Source records
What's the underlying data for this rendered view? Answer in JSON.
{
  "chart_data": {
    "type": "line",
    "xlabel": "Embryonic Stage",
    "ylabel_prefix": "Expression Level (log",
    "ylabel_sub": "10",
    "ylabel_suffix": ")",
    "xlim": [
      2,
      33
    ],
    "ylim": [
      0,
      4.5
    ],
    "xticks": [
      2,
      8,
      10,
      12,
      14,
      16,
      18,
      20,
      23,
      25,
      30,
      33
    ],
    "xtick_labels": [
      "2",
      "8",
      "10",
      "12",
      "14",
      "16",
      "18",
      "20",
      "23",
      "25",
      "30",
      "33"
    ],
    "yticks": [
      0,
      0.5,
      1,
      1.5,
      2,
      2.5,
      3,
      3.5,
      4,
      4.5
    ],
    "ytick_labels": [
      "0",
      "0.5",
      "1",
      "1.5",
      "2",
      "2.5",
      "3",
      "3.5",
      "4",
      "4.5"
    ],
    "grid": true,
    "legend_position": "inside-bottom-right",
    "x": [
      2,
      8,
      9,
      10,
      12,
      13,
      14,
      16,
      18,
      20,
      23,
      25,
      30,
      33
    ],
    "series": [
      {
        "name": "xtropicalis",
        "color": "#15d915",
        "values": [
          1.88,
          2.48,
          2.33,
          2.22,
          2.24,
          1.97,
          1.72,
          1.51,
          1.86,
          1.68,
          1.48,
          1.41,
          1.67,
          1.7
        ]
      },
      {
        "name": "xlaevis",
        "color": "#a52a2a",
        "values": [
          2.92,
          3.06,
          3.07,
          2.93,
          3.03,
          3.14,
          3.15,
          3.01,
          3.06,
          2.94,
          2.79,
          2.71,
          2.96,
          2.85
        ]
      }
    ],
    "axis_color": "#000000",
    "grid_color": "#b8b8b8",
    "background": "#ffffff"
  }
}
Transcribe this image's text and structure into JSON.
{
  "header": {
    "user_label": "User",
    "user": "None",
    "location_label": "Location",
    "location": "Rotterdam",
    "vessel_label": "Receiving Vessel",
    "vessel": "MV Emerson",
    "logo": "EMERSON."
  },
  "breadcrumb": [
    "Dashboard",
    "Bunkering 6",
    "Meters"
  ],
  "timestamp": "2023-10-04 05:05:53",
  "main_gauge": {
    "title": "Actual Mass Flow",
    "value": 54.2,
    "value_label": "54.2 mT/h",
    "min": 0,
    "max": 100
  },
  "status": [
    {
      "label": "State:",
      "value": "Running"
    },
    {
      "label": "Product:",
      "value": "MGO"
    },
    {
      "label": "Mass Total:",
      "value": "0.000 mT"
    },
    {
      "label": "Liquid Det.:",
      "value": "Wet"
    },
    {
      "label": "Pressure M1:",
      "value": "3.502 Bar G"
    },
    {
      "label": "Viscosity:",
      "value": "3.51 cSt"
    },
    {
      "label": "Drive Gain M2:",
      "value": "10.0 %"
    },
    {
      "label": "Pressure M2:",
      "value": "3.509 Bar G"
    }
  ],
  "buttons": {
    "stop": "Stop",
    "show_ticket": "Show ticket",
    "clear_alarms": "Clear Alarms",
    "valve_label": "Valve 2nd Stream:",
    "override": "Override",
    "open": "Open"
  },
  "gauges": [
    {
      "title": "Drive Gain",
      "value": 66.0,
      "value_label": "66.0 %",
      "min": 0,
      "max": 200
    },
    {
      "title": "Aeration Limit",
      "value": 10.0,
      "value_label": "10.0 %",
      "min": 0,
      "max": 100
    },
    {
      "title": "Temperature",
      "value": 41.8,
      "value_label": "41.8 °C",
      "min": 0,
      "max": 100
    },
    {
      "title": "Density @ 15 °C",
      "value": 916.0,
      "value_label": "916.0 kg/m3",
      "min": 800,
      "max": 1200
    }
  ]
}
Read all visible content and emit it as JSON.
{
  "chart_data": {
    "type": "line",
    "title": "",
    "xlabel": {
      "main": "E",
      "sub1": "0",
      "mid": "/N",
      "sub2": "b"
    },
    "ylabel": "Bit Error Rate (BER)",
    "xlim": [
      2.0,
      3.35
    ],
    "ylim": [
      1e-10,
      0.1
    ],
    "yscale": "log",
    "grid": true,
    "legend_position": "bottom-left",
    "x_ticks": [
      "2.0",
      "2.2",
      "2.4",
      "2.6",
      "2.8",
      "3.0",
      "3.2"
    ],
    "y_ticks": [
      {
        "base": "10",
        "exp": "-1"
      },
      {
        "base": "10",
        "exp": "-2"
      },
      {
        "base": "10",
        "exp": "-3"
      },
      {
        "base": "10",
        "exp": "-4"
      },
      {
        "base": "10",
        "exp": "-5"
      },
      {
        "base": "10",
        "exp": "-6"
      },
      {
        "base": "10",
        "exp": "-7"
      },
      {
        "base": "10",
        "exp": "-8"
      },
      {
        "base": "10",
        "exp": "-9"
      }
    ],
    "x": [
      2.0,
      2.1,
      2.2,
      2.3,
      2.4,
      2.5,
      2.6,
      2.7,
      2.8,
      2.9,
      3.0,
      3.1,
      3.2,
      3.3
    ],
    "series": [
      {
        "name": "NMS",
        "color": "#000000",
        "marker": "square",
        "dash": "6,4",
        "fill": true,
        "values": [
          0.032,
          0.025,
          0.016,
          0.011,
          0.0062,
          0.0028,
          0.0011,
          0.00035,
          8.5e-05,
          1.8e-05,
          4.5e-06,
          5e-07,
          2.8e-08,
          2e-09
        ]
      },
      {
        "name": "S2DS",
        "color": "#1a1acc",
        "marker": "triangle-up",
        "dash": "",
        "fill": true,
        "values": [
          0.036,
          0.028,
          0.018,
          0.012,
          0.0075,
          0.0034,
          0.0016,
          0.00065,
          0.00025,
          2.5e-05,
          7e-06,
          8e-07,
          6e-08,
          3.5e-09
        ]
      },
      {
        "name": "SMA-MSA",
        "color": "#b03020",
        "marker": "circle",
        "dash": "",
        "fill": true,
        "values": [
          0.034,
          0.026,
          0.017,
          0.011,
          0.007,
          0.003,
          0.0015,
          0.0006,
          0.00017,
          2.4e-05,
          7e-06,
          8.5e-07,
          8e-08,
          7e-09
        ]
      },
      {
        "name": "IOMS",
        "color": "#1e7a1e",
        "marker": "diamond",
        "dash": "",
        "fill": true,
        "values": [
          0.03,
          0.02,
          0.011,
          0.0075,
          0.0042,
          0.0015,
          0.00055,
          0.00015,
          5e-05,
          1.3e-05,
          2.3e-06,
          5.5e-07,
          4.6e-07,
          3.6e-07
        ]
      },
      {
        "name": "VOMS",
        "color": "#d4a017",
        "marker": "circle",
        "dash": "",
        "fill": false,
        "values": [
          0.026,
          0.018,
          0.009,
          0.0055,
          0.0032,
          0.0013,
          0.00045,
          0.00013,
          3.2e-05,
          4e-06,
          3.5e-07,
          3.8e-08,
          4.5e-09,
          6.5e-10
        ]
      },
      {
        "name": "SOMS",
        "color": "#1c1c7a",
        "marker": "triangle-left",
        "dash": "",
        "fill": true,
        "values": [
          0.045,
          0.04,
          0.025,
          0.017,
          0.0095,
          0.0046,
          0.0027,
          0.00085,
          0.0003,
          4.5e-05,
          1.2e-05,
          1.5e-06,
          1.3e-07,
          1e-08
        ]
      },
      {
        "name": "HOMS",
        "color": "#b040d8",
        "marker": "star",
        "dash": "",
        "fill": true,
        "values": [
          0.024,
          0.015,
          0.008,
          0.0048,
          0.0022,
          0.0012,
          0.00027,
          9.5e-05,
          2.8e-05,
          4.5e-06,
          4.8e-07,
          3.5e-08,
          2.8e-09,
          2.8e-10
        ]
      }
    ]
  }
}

**Aim of the task**.
Transcribe all of the lines in the records precisely.

**Task response**.
What's the underlying data for this rendered view? Answer in JSON.
{
  "chart_data": {
    "type": "line",
    "xlabel": "Embryonic Stage",
    "ylabel_prefix": "Expression Level (log",
    "ylabel_sub": "10",
    "ylabel_suffix": ")",
    "xlim": [
      2,
      33
    ],
    "ylim": [
      0,
      4.5
    ],
    "xticks": [
      2,
      8,
      10,
      12,
      14,
      16,
      18,
      20,
      23,
      25,
      30,
      33
    ],
    "xtick_labels": [
      "2",
      "8",
      "10",
      "12",
      "14",
      "16",
      "18",
      "20",
      "23",
      "25",
      "30",
      "33"
    ],
    "yticks": [
      0,
      0.5,
      1,
      1.5,
      2,
      2.5,
      3,
      3.5,
      4,
      4.5
    ],
    "ytick_labels": [
      "0",
      "0.5",
      "1",
      "1.5",
      "2",
      "2.5",
      "3",
      "3.5",
      "4",
      "4.5"
    ],
    "grid": true,
    "legend_position": "inside-bottom-right",
    "x": [
      2,
      8,
      9,
      10,
      12,
      13,
      14,
      16,
      18,
      20,
      23,
      25,
      30,
      33
    ],
    "series": [
      {
        "name": "xtropicalis",
        "color": "#15d915",
        "values": [
          1.88,
          2.48,
          2.33,
          2.22,
          2.24,
          1.97,
          1.72,
          1.51,
          1.86,
          1.68,
          1.48,
          1.41,
          1.67,
          1.7
        ]
      },
      {
        "name": "xlaevis",
        "color": "#a52a2a",
        "values": [
          2.92,
          3.06,
          3.07,
          2.93,
          3.03,
          3.14,
          3.15,
          3.01,
          3.06,
          2.94,
          2.79,
          2.71,
          2.96,
          2.85
        ]
      }
    ],
    "axis_color": "#000000",
    "grid_color": "#b8b8b8",
    "background": "#ffffff"
  }
}
Transcribe this image's text and structure into JSON.
{
  "header": {
    "user_label": "User",
    "user": "None",
    "location_label": "Location",
    "location": "Rotterdam",
    "vessel_label": "Receiving Vessel",
    "vessel": "MV Emerson",
    "logo": "EMERSON."
  },
  "breadcrumb": [
    "Dashboard",
    "Bunkering 6",
    "Meters"
  ],
  "timestamp": "2023-10-04 05:05:53",
  "main_gauge": {
    "title": "Actual Mass Flow",
    "value": 54.2,
    "value_label": "54.2 mT/h",
    "min": 0,
    "max": 100
  },
  "status": [
    {
      "label": "State:",
      "value": "Running"
    },
    {
      "label": "Product:",
      "value": "MGO"
    },
    {
      "label": "Mass Total:",
      "value": "0.000 mT"
    },
    {
      "label": "Liquid Det.:",
      "value": "Wet"
    },
    {
      "label": "Pressure M1:",
      "value": "3.502 Bar G"
    },
    {
      "label": "Viscosity:",
      "value": "3.51 cSt"
    },
    {
      "label": "Drive Gain M2:",
      "value": "10.0 %"
    },
    {
      "label": "Pressure M2:",
      "value": "3.509 Bar G"
    }
  ],
  "buttons": {
    "stop": "Stop",
    "show_ticket": "Show ticket",
    "clear_alarms": "Clear Alarms",
    "valve_label": "Valve 2nd Stream:",
    "override": "Override",
    "open": "Open"
  },
  "gauges": [
    {
      "title": "Drive Gain",
      "value": 66.0,
      "value_label": "66.0 %",
      "min": 0,
      "max": 200
    },
    {
      "title": "Aeration Limit",
      "value": 10.0,
      "value_label": "10.0 %",
      "min": 0,
      "max": 100
    },
    {
      "title": "Temperature",
      "value": 41.8,
      "value_label": "41.8 °C",
      "min": 0,
      "max": 100
    },
    {
      "title": "Density @ 15 °C",
      "value": 916.0,
      "value_label": "916.0 kg/m3",
      "min": 800,
      "max": 1200
    }
  ]
}
Read all visible content and emit it as JSON.
{
  "chart_data": {
    "type": "line",
    "title": "",
    "xlabel": {
      "main": "E",
      "sub1": "0",
      "mid": "/N",
      "sub2": "b"
    },
    "ylabel": "Bit Error Rate (BER)",
    "xlim": [
      2.0,
      3.35
    ],
    "ylim": [
      1e-10,
      0.1
    ],
    "yscale": "log",
    "grid": true,
    "legend_position": "bottom-left",
    "x_ticks": [
      "2.0",
      "2.2",
      "2.4",
      "2.6",
      "2.8",
      "3.0",
      "3.2"
    ],
    "y_ticks": [
      {
        "base": "10",
        "exp": "-1"
      },
      {
        "base": "10",
        "exp": "-2"
      },
      {
        "base": "10",
        "exp": "-3"
      },
      {
        "base": "10",
        "exp": "-4"
      },
      {
        "base": "10",
        "exp": "-5"
      },
      {
        "base": "10",
        "exp": "-6"
      },
      {
        "base": "10",
        "exp": "-7"
      },
      {
        "base": "10",
        "exp": "-8"
      },
      {
        "base": "10",
        "exp": "-9"
      }
    ],
    "x": [
      2.0,
      2.1,
      2.2,
      2.3,
      2.4,
      2.5,
      2.6,
      2.7,
      2.8,
      2.9,
      3.0,
      3.1,
      3.2,
      3.3
    ],
    "series": [
      {
        "name": "NMS",
        "color": "#000000",
        "marker": "square",
        "dash": "6,4",
        "fill": true,
        "values": [
          0.032,
          0.025,
          0.016,
          0.011,
          0.0062,
          0.0028,
          0.0011,
          0.00035,
          8.5e-05,
          1.8e-05,
          4.5e-06,
          5e-07,
          2.8e-08,
          2e-09
        ]
      },
      {
        "name": "S2DS",
        "color": "#1a1acc",
        "marker": "triangle-up",
        "dash": "",
        "fill": true,
        "values": [
          0.036,
          0.028,
          0.018,
          0.012,
          0.0075,
          0.0034,
          0.0016,
          0.00065,
          0.00025,
          2.5e-05,
          7e-06,
          8e-07,
          6e-08,
          3.5e-09
        ]
      },
      {
        "name": "SMA-MSA",
        "color": "#b03020",
        "marker": "circle",
        "dash": "",
        "fill": true,
        "values": [
          0.034,
          0.026,
          0.017,
          0.011,
          0.007,
          0.003,
          0.0015,
          0.0006,
          0.00017,
          2.4e-05,
          7e-06,
          8.5e-07,
          8e-08,
          7e-09
        ]
      },
      {
        "name": "IOMS",
        "color": "#1e7a1e",
        "marker": "diamond",
        "dash": "",
        "fill": true,
        "values": [
          0.03,
          0.02,
          0.011,
          0.0075,
          0.0042,
          0.0015,
          0.00055,
          0.00015,
          5e-05,
          1.3e-05,
          2.3e-06,
          5.5e-07,
          4.6e-07,
          3.6e-07
        ]
      },
      {
        "name": "VOMS",
        "color": "#d4a017",
        "marker": "circle",
        "dash": "",
        "fill": false,
        "values": [
          0.026,
          0.018,
          0.009,
          0.0055,
          0.0032,
          0.0013,
          0.00045,
          0.00013,
          3.2e-05,
          4e-06,
          3.5e-07,
          3.8e-08,
          4.5e-09,
          6.5e-10
        ]
      },
      {
        "name": "SOMS",
        "color": "#1c1c7a",
        "marker": "triangle-left",
        "dash": "",
        "fill": true,
        "values": [
          0.045,
          0.04,
          0.025,
          0.017,
          0.0095,
          0.0046,
          0.0027,
          0.00085,
          0.0003,
          4.5e-05,
          1.2e-05,
          1.5e-06,
          1.3e-07,
          1e-08
        ]
      },
      {
        "name": "HOMS",
        "color": "#b040d8",
        "marker": "star",
        "dash": "",
        "fill": true,
        "values": [
          0.024,
          0.015,
          0.008,
          0.0048,
          0.0022,
          0.0012,
          0.00027,
          9.5e-05,
          2.8e-05,
          4.5e-06,
          4.8e-07,
          3.5e-08,
          2.8e-09,
          2.8e-10
        ]
      }
    ]
  }
}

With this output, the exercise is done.